# Selected text
This is an editorial (click to download 108 kB PDF) that appeared recently in ultraMARINE magazine, a bi-monthly publication in the UK for aquarists.
Tradition
You know something I really enjoy? Thinking critically about issues and practices that most people accept and take for granted just because ‘that’s the way it’s always been’.
Sure, I recognise that collective experience and wisdom embedded in commonly accepted practices and traditions often make sense, but sometimes, customary ways of doing things are based on outdated thinking or information. Blindly adhering to the same old ways of doing things occasionally means missing something that’s patently obvious.
Take blood for example.
For nearly 200 hundred years, blood transfusions have been a no-brainer. Everyday, in hospitals and clinics around the world, people receive transfusions of this vital body fluid without a second thought. In fact, having a well-stocked blood bank is almost a prerequisite for running any modern medical facility.
The practice of providing supplemental blood to patients is so thoroughly entrenched that no one ever thought to question the practice — at least not until Dr Sunil Rao of the Duke University Medical Centre decided have a second look.
Conducting a study of people who suffered acute coronary syndrome, Dr Rao found that patients receiving blood transfusions to address low red bloodcell count were much more likely to die than those who didn’t.
That’s right. Giving blood to patients who need it may actually be killing them.
Recent studies have further underscored Dr Rao’s initial findings, suggesting that there’s something fundamentally wrong with blood transfusions, or at least with the way we do them. Fortunately, Dr Jonathan Stamler and other colleagues of Dr Rao appear to have solved this counterintuitive conundrum. As it turns out, when blood is removed from our bodies, concentrations of dissolved nitric oxide (NO) drop precipitously, as much as 70% within a day.
The reason this matters is simple. NO serves to dilate blood vessels, which increases
blood f low. Without NO, arteries don’t dilate, meaning it’s difficult for blood cells to pass or deliver life-giving oxygen. Worse still, NO-deficient blood appears to scavenge NO from other places in the body, creating a cascade of constricting blood vessels… in essence, a recipe for strokes, heart attacks and other unpleasant life-threatening events.

# Dataset
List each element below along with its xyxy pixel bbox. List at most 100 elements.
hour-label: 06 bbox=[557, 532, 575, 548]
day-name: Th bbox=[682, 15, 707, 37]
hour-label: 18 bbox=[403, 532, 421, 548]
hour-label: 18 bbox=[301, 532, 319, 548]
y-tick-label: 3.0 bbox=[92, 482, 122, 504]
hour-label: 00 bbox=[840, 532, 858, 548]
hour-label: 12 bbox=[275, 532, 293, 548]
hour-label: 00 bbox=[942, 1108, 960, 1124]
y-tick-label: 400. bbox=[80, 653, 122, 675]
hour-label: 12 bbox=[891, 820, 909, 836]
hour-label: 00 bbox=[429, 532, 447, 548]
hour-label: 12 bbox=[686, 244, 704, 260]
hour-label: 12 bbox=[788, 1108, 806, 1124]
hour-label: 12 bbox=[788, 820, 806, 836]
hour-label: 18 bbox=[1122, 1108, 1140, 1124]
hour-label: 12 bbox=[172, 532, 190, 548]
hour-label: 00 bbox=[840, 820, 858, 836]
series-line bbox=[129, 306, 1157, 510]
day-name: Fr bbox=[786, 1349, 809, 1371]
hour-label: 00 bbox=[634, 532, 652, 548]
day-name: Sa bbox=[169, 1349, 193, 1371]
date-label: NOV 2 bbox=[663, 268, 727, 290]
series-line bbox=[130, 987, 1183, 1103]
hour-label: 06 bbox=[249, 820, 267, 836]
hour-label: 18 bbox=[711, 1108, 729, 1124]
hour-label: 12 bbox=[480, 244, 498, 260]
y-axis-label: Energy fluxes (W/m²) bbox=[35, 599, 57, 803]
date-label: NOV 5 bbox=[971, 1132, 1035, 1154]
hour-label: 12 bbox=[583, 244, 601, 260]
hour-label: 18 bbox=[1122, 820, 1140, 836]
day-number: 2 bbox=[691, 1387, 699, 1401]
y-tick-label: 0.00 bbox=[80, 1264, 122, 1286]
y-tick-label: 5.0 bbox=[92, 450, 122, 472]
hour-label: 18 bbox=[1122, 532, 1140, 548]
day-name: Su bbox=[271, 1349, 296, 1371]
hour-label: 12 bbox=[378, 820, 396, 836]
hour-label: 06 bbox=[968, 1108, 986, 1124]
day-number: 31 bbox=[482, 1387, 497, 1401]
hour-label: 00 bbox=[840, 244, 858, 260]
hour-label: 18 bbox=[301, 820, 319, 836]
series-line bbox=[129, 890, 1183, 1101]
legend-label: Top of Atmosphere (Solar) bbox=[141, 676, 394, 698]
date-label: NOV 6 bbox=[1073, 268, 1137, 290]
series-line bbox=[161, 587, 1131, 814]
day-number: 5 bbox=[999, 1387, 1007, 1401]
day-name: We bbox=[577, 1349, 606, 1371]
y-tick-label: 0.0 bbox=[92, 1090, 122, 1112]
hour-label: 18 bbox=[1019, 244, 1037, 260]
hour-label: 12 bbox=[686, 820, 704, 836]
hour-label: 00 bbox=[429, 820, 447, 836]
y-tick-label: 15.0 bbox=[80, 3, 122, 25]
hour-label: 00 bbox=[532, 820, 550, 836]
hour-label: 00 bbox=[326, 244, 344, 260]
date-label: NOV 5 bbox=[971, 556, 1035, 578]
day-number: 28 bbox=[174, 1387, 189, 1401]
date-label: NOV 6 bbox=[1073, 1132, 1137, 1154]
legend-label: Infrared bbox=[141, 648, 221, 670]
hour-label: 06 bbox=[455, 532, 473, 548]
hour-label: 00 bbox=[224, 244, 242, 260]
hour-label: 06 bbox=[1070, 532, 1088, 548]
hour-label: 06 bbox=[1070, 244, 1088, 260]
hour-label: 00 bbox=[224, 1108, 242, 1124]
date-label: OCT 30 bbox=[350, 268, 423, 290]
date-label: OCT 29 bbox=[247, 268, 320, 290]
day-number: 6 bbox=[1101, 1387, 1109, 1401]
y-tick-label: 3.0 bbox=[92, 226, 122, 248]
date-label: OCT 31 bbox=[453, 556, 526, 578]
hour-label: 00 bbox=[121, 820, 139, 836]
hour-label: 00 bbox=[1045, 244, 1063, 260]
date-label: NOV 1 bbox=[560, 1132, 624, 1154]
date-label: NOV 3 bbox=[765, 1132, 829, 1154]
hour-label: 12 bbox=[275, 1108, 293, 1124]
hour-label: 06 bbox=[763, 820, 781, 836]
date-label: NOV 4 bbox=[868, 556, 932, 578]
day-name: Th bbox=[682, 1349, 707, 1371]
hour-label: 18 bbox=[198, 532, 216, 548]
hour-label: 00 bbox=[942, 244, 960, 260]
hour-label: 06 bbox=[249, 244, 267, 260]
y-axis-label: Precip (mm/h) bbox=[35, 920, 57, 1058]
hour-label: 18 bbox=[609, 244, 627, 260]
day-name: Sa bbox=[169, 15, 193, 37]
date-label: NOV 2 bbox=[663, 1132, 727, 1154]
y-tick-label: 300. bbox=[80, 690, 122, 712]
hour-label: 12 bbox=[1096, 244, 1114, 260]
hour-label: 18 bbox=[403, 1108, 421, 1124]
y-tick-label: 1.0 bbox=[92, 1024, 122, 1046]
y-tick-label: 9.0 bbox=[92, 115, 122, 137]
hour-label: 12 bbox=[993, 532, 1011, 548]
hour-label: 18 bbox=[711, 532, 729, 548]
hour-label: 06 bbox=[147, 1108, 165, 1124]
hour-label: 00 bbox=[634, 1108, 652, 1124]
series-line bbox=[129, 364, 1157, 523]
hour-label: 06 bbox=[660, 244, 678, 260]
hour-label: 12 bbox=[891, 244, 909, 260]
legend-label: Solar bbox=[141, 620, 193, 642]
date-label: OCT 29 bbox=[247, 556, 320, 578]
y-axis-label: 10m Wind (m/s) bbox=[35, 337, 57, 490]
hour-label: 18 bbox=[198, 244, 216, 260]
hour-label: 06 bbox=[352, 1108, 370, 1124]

# Required action
List every person, institution, publication and country named in the editorial on tradition.

# Answer section
- ultraMARINE magazine
- UK
- Dr Sunil Rao
- Duke University Medical Centre
- Dr Jonathan Stamler